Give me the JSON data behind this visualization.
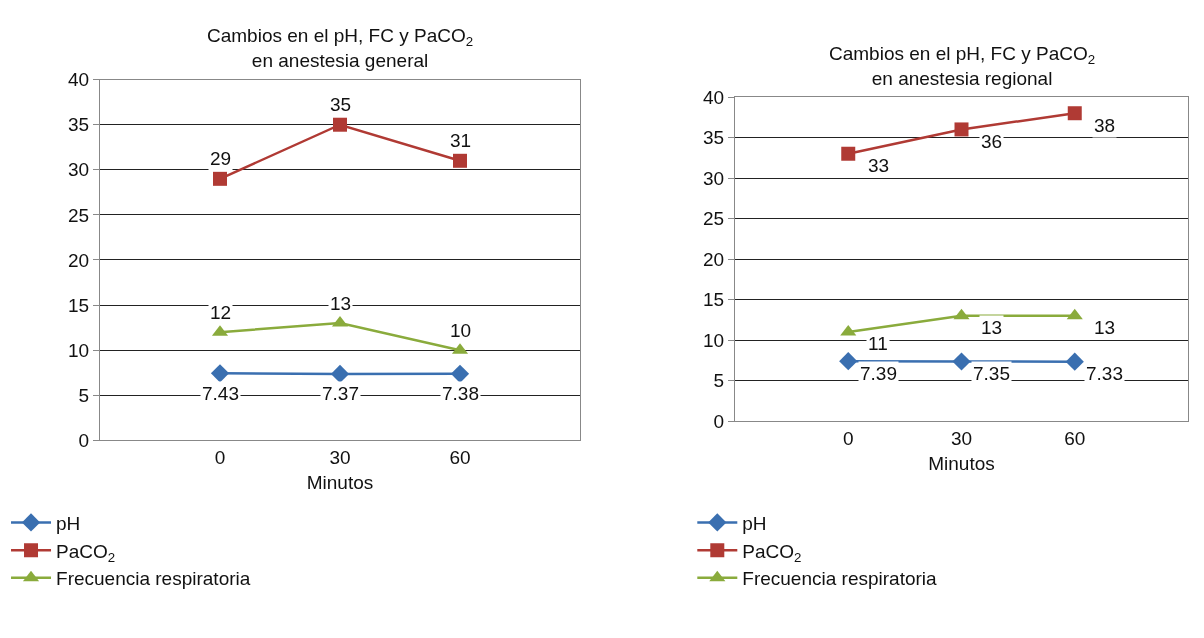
{
  "chart_data": [
    {
      "type": "line",
      "title": "Cambios en el pH, FC y PaCO$_{2}$\nen anestesia general",
      "xlabel": "Minutos",
      "categories": [
        "0",
        "30",
        "60"
      ],
      "ylim": [
        0,
        40
      ],
      "yticks": [
        0,
        5,
        10,
        15,
        20,
        25,
        30,
        35,
        40
      ],
      "grid": "y",
      "legend": "bottom",
      "data_labels": true,
      "series": [
        {
          "name": "pH",
          "color": "#3a6fb0",
          "marker": "diamond",
          "values": [
            7.43,
            7.37,
            7.38
          ]
        },
        {
          "name": "PaCO$_{2}$",
          "color": "#b03a34",
          "marker": "square",
          "values": [
            29,
            35,
            31
          ]
        },
        {
          "name": "Frecuencia respiratoria",
          "color": "#8aab3c",
          "marker": "triangle",
          "values": [
            12,
            13,
            10
          ]
        }
      ]
    },
    {
      "type": "line",
      "title": "Cambios en el pH, FC y PaCO$_{2}$\nen anestesia regional",
      "xlabel": "Minutos",
      "categories": [
        "0",
        "30",
        "60"
      ],
      "ylim": [
        0,
        40
      ],
      "yticks": [
        0,
        5,
        10,
        15,
        20,
        25,
        30,
        35,
        40
      ],
      "grid": "y",
      "legend": "bottom",
      "data_labels": true,
      "series": [
        {
          "name": "pH",
          "color": "#3a6fb0",
          "marker": "diamond",
          "values": [
            7.39,
            7.35,
            7.33
          ]
        },
        {
          "name": "PaCO$_{2}$",
          "color": "#b03a34",
          "marker": "square",
          "values": [
            33,
            36,
            38
          ]
        },
        {
          "name": "Frecuencia respiratoria",
          "color": "#8aab3c",
          "marker": "triangle",
          "values": [
            11,
            13,
            13
          ]
        }
      ]
    }
  ]
}
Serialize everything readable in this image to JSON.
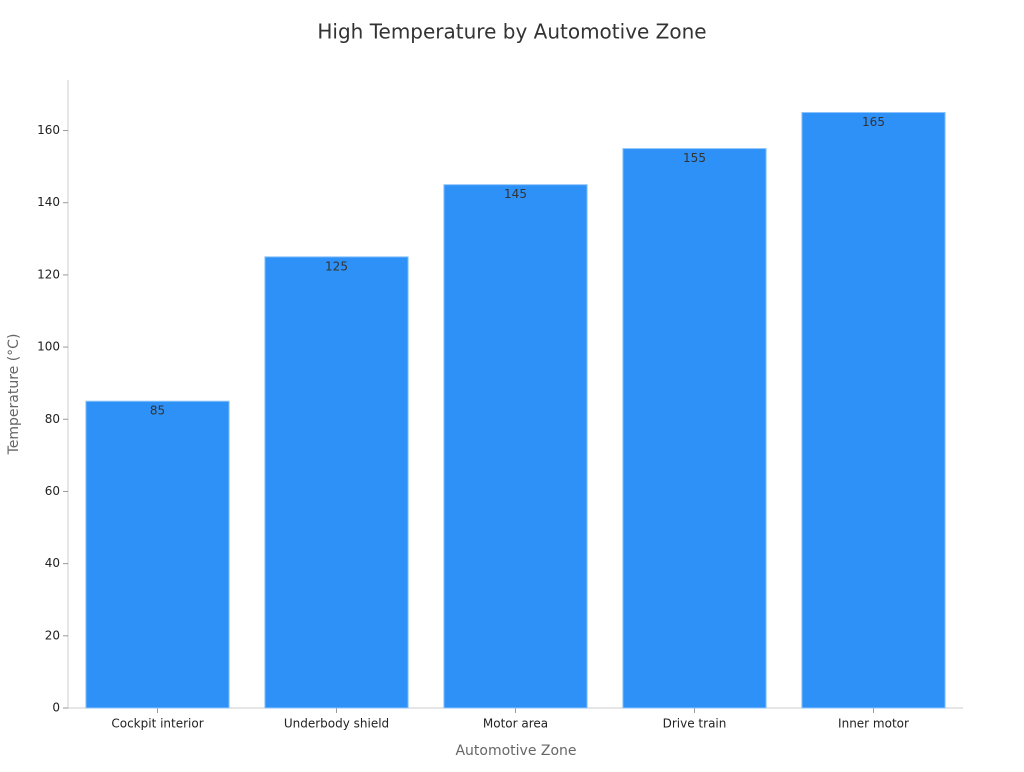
{
  "chart_data": {
    "type": "bar",
    "title": "High Temperature by Automotive Zone",
    "x_label": "Automotive Zone",
    "y_label": "Temperature (°C)",
    "categories": [
      "Cockpit interior",
      "Underbody shield",
      "Motor area",
      "Drive train",
      "Inner motor"
    ],
    "values": [
      85,
      125,
      145,
      155,
      165
    ],
    "color": "#2e91f8",
    "ylim": [
      0,
      174
    ],
    "yticks": [
      0,
      20,
      40,
      60,
      80,
      100,
      120,
      140,
      160
    ],
    "grid": false
  }
}
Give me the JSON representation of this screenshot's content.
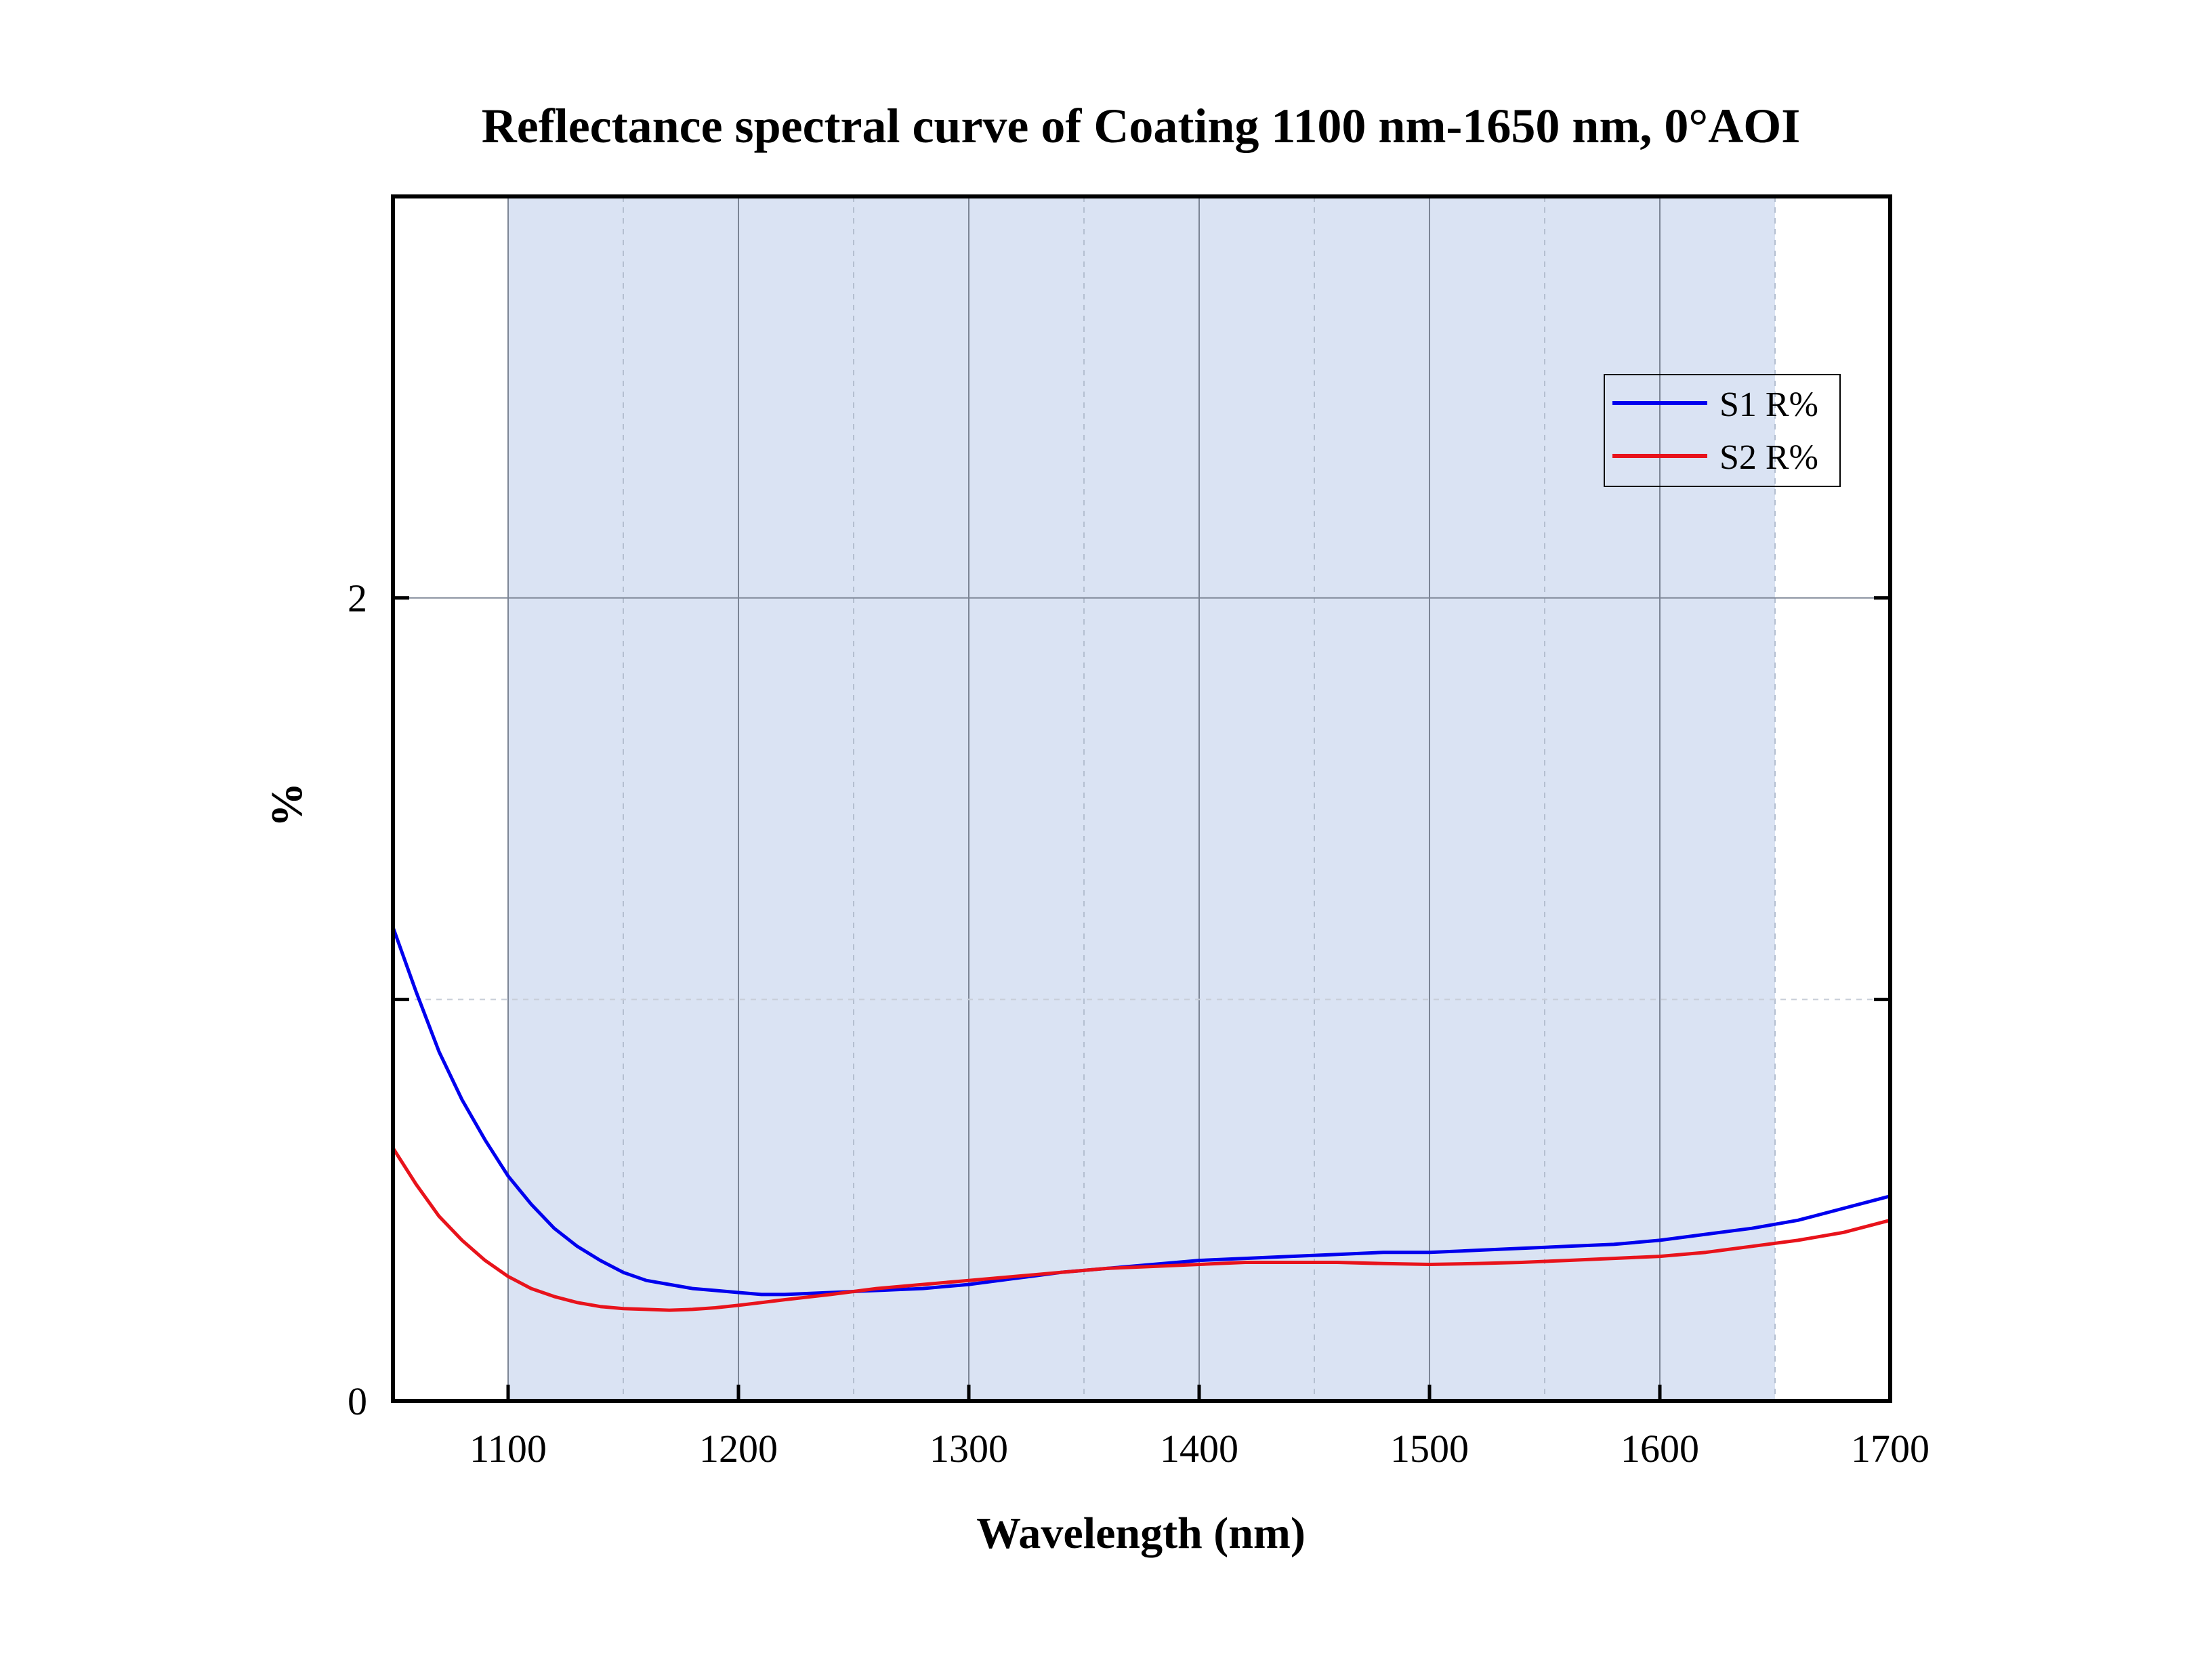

========

→ Task goal
Return the full material word for word. Do not include the pictures.

→ Solution below
Give me the JSON data behind this visualization.
{
  "chart_data": [
    {
      "type": "line",
      "title": "Cambios en el pH, FC y PaCO$_{2}$\nen anestesia general",
      "xlabel": "Minutos",
      "categories": [
        "0",
        "30",
        "60"
      ],
      "ylim": [
        0,
        40
      ],
      "yticks": [
        0,
        5,
        10,
        15,
        20,
        25,
        30,
        35,
        40
      ],
      "grid": "y",
      "legend": "bottom",
      "data_labels": true,
      "series": [
        {
          "name": "pH",
          "color": "#3a6fb0",
          "marker": "diamond",
          "values": [
            7.43,
            7.37,
            7.38
          ]
        },
        {
          "name": "PaCO$_{2}$",
          "color": "#b03a34",
          "marker": "square",
          "values": [
            29,
            35,
            31
          ]
        },
        {
          "name": "Frecuencia respiratoria",
          "color": "#8aab3c",
          "marker": "triangle",
          "values": [
            12,
            13,
            10
          ]
        }
      ]
    },
    {
      "type": "line",
      "title": "Cambios en el pH, FC y PaCO$_{2}$\nen anestesia regional",
      "xlabel": "Minutos",
      "categories": [
        "0",
        "30",
        "60"
      ],
      "ylim": [
        0,
        40
      ],
      "yticks": [
        0,
        5,
        10,
        15,
        20,
        25,
        30,
        35,
        40
      ],
      "grid": "y",
      "legend": "bottom",
      "data_labels": true,
      "series": [
        {
          "name": "pH",
          "color": "#3a6fb0",
          "marker": "diamond",
          "values": [
            7.39,
            7.35,
            7.33
          ]
        },
        {
          "name": "PaCO$_{2}$",
          "color": "#b03a34",
          "marker": "square",
          "values": [
            33,
            36,
            38
          ]
        },
        {
          "name": "Frecuencia respiratoria",
          "color": "#8aab3c",
          "marker": "triangle",
          "values": [
            11,
            13,
            13
          ]
        }
      ]
    }
  ]
}
Serialize everything readable in this image to JSON.
{
  "chart_data": {
    "type": "bar",
    "title": "High Temperature by Automotive Zone",
    "x_label": "Automotive Zone",
    "y_label": "Temperature (°C)",
    "categories": [
      "Cockpit interior",
      "Underbody shield",
      "Motor area",
      "Drive train",
      "Inner motor"
    ],
    "values": [
      85,
      125,
      145,
      155,
      165
    ],
    "color": "#2e91f8",
    "ylim": [
      0,
      174
    ],
    "yticks": [
      0,
      20,
      40,
      60,
      80,
      100,
      120,
      140,
      160
    ],
    "grid": false
  }
}
Give me the JSON representation of this screenshot's content.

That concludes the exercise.